◆ **Stated task**
Beginning at the line that contains "Enumerate this screenshot's" and ending at the last line of the entries, write out each line exactly; include nothing outside that span.

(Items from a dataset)
▬▬▬▬▬▬

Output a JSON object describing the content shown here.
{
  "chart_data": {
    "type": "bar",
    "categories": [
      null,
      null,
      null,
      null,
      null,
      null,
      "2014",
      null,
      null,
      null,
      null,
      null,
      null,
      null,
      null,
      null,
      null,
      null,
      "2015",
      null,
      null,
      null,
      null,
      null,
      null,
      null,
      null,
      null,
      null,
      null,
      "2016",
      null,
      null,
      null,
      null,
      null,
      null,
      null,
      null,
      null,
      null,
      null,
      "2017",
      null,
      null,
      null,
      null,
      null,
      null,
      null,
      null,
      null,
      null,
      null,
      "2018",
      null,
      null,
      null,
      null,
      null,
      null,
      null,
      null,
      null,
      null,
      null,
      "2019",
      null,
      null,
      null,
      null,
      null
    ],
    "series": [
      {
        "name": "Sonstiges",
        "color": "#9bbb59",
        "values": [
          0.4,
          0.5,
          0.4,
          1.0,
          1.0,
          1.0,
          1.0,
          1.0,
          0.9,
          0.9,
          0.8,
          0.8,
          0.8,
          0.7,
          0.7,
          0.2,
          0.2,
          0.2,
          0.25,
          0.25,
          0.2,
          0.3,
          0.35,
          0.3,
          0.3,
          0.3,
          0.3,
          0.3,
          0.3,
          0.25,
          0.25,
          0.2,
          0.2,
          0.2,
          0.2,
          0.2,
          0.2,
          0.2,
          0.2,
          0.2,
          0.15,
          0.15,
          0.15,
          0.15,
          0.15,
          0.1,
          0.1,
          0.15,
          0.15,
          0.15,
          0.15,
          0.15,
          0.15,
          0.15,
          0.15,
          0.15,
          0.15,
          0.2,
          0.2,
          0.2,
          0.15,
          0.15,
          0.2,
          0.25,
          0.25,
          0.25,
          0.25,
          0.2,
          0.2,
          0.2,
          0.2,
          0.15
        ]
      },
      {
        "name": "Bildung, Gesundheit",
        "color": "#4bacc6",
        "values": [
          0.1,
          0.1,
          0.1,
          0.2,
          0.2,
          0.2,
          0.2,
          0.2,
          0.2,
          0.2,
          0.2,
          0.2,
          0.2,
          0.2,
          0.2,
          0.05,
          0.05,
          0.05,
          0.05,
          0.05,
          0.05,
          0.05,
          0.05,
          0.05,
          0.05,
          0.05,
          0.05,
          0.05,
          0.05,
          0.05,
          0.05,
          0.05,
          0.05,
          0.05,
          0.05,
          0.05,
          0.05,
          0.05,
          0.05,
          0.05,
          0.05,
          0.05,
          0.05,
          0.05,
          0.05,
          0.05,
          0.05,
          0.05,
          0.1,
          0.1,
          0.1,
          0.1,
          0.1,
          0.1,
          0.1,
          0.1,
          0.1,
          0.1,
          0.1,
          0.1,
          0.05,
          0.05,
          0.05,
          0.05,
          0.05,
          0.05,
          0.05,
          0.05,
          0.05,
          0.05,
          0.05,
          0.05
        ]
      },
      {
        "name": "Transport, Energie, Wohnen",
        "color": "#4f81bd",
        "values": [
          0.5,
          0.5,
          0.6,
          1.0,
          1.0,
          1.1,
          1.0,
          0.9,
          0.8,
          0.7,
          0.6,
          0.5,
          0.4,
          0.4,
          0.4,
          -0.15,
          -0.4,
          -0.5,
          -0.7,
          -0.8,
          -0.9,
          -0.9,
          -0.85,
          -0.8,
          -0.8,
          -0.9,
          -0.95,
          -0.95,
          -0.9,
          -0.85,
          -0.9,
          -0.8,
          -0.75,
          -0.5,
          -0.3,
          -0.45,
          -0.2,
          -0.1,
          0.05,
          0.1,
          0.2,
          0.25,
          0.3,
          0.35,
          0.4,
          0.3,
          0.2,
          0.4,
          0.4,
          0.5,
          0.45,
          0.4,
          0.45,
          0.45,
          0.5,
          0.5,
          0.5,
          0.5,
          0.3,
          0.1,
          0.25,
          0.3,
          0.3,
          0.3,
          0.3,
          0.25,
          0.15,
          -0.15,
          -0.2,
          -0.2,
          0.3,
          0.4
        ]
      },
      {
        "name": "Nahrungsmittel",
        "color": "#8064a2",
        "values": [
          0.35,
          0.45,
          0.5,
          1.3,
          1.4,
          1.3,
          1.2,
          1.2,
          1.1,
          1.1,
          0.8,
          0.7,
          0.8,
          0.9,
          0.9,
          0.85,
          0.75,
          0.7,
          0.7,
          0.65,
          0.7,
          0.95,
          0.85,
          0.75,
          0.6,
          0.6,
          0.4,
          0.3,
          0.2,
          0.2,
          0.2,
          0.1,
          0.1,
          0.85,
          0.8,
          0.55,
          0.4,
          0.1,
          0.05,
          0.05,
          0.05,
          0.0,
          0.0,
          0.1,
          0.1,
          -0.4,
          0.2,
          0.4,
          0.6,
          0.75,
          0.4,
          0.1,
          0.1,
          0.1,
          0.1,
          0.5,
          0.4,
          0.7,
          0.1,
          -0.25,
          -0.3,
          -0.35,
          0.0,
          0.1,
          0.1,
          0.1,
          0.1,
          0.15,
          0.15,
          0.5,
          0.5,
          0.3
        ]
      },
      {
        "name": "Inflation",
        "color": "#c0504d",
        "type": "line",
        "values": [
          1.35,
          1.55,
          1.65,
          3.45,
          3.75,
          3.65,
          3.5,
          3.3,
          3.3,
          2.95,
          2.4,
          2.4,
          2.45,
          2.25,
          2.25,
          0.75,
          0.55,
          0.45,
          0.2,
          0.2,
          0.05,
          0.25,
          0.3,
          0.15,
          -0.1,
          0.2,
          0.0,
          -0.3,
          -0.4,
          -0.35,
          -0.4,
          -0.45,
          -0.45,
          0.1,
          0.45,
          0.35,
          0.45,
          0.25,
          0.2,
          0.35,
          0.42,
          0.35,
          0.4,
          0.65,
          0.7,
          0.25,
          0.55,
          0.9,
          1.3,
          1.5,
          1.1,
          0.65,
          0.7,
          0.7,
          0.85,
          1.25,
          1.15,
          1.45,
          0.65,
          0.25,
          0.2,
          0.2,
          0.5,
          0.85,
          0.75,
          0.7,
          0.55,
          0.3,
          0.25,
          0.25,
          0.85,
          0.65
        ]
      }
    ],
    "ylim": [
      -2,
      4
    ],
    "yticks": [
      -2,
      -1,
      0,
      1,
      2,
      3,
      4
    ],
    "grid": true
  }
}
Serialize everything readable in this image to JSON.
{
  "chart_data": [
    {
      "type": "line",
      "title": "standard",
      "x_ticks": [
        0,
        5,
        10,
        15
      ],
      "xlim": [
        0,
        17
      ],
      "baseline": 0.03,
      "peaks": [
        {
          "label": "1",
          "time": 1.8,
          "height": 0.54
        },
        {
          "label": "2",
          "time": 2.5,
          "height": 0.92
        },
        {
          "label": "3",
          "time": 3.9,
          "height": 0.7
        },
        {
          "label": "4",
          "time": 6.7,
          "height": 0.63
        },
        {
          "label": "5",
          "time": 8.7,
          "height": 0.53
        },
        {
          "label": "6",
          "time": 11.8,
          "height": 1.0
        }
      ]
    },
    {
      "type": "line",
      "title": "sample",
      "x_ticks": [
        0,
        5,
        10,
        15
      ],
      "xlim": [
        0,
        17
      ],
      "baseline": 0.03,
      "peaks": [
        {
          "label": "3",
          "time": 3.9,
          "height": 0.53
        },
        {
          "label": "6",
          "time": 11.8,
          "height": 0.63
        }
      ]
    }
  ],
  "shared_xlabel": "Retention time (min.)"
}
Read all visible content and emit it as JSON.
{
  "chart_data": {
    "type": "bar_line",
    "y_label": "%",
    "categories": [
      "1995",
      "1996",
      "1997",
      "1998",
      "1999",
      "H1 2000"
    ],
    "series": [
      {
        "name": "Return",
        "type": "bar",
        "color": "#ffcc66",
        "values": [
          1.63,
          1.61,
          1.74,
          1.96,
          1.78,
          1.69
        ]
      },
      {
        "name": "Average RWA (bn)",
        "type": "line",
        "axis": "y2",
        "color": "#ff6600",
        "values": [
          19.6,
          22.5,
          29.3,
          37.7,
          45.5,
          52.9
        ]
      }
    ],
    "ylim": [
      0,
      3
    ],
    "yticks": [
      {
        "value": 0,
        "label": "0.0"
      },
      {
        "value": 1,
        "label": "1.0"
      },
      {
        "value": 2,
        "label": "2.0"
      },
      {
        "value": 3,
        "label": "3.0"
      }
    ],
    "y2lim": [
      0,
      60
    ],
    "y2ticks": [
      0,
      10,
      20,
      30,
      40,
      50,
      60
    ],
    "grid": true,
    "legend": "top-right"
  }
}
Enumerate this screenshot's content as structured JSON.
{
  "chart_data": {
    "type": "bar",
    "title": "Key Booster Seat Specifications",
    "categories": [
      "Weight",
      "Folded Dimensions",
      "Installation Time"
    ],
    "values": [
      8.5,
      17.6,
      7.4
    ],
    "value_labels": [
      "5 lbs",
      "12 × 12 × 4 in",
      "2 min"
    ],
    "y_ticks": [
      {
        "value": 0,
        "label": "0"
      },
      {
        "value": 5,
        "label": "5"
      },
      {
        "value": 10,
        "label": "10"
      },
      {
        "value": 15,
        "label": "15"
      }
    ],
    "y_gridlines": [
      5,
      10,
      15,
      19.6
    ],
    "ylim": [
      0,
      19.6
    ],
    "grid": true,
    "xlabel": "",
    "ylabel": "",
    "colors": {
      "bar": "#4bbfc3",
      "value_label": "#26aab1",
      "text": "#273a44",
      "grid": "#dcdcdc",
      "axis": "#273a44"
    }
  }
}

▬▬▬▬▬▬

◆ **Task output**
Enumerate this screenshot's content as structured JSON.
{
  "chart_data": {
    "type": "bar",
    "title": "Key Booster Seat Specifications",
    "categories": [
      "Weight",
      "Folded Dimensions",
      "Installation Time"
    ],
    "values": [
      8.5,
      17.6,
      7.4
    ],
    "value_labels": [
      "5 lbs",
      "12 × 12 × 4 in",
      "2 min"
    ],
    "y_ticks": [
      {
        "value": 0,
        "label": "0"
      },
      {
        "value": 5,
        "label": "5"
      },
      {
        "value": 10,
        "label": "10"
      },
      {
        "value": 15,
        "label": "15"
      }
    ],
    "y_gridlines": [
      5,
      10,
      15,
      19.6
    ],
    "ylim": [
      0,
      19.6
    ],
    "grid": true,
    "xlabel": "",
    "ylabel": "",
    "colors": {
      "bar": "#4bbfc3",
      "value_label": "#26aab1",
      "text": "#273a44",
      "grid": "#dcdcdc",
      "axis": "#273a44"
    }
  }
}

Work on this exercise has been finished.